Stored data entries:
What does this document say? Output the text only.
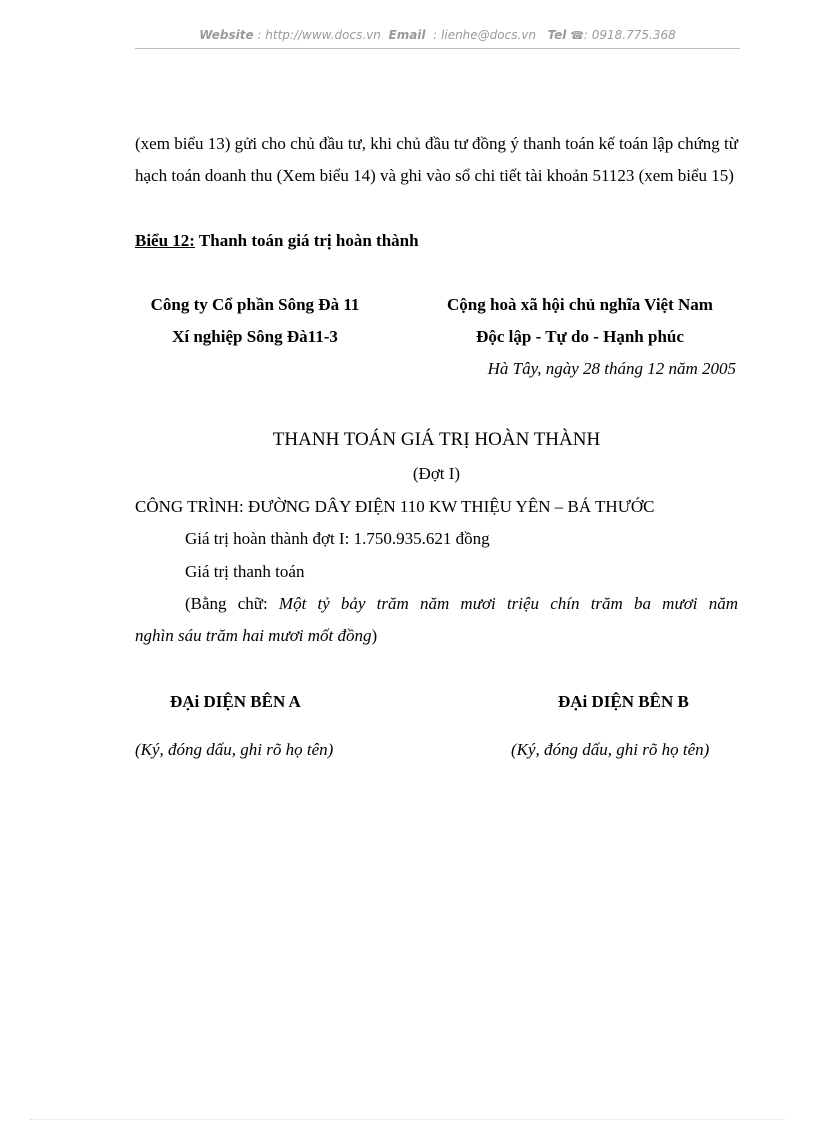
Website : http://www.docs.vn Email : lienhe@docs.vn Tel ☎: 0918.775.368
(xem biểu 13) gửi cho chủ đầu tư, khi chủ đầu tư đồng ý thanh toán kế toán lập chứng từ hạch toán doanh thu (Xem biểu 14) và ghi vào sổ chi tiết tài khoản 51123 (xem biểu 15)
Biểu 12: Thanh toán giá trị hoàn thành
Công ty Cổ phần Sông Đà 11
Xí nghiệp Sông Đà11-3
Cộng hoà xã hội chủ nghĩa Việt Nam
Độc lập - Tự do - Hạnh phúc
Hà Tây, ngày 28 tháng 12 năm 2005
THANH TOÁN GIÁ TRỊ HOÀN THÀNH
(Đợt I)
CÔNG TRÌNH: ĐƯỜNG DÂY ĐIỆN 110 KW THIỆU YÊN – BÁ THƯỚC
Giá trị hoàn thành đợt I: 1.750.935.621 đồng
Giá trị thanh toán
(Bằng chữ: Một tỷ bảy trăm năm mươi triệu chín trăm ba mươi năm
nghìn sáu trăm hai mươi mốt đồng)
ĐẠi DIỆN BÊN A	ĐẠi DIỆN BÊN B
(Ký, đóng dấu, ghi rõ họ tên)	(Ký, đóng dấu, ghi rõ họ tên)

▸ **What is being asked**: Go through the material and copy out every line with "Sông" in it.

▸ **Exercise response**:
Công ty Cổ phần Sông Đà 11
Xí nghiệp Sông Đà11-3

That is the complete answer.